**ENTRIES PROVIDED**
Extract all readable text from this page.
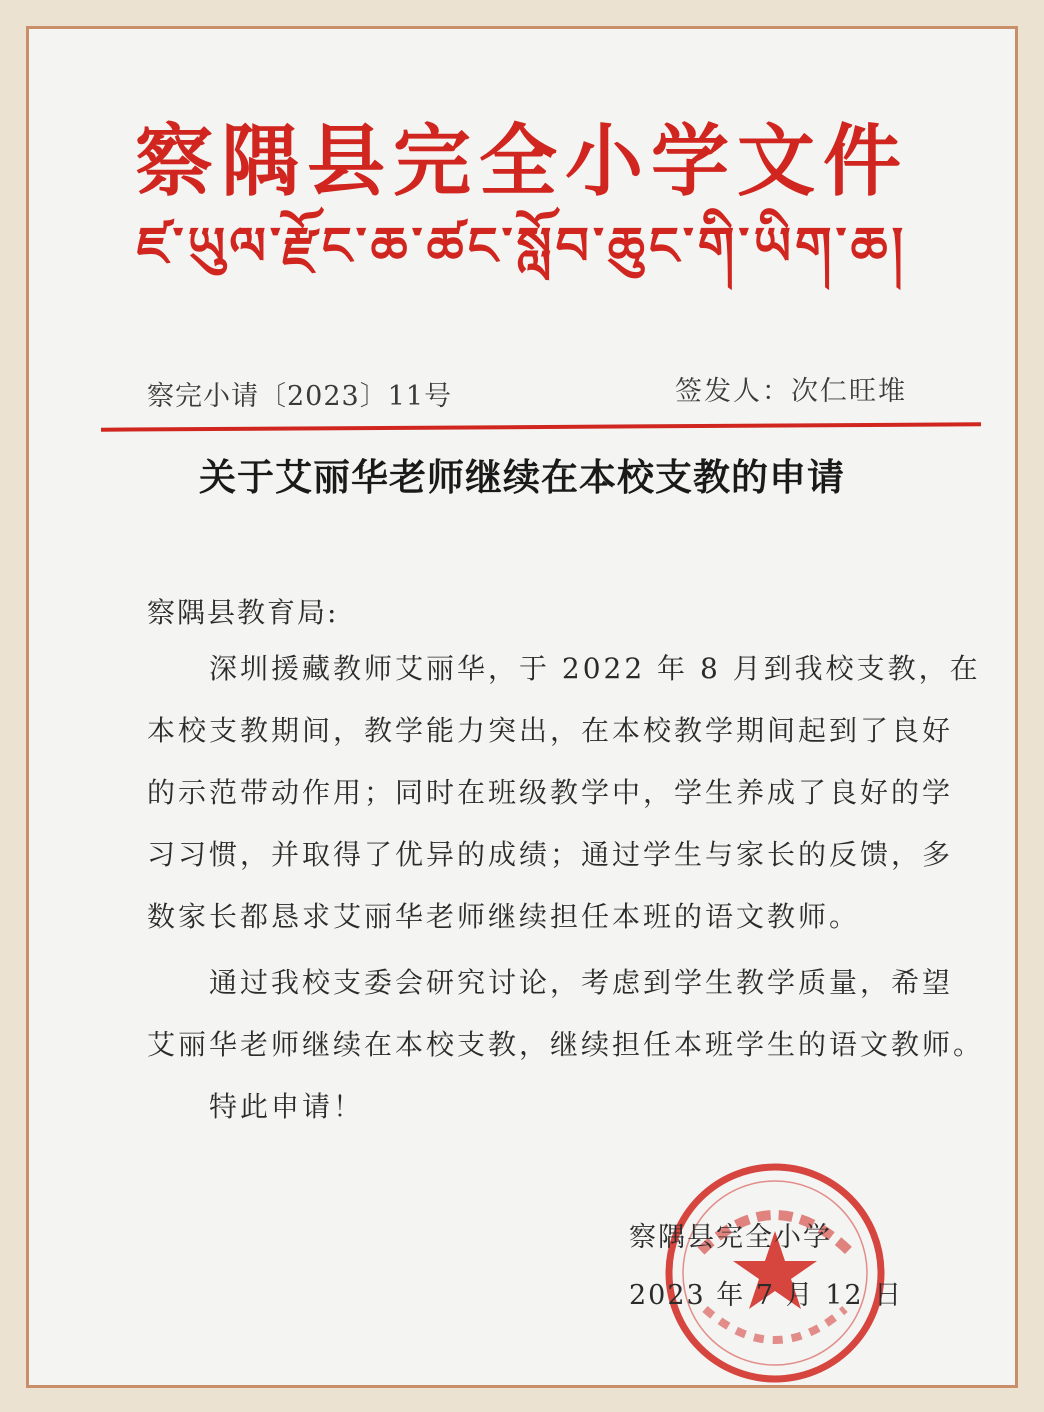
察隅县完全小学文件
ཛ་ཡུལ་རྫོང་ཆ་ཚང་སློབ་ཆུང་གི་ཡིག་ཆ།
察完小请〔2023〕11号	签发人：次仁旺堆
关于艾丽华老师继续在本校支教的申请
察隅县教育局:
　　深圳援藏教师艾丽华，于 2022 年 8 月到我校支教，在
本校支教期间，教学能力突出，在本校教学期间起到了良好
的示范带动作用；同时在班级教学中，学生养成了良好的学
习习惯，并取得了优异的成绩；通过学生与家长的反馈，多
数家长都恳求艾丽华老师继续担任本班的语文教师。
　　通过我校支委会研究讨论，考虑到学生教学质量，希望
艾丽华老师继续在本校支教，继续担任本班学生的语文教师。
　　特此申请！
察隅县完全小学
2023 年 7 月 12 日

**EXERCISE AIM**
Reproduce all the records verbatim, excluding images.

**RESULT FOR THIS EXERCISE**
Extract all readable text from this page.
察隅县完全小学文件
ཛ་ཡུལ་རྫོང་ཆ་ཚང་སློབ་ཆུང་གི་ཡིག་ཆ།
察完小请〔2023〕11号	签发人：次仁旺堆
关于艾丽华老师继续在本校支教的申请
察隅县教育局:
　　深圳援藏教师艾丽华，于 2022 年 8 月到我校支教，在
本校支教期间，教学能力突出，在本校教学期间起到了良好
的示范带动作用；同时在班级教学中，学生养成了良好的学
习习惯，并取得了优异的成绩；通过学生与家长的反馈，多
数家长都恳求艾丽华老师继续担任本班的语文教师。
　　通过我校支委会研究讨论，考虑到学生教学质量，希望
艾丽华老师继续在本校支教，继续担任本班学生的语文教师。
　　特此申请！
察隅县完全小学
2023 年 7 月 12 日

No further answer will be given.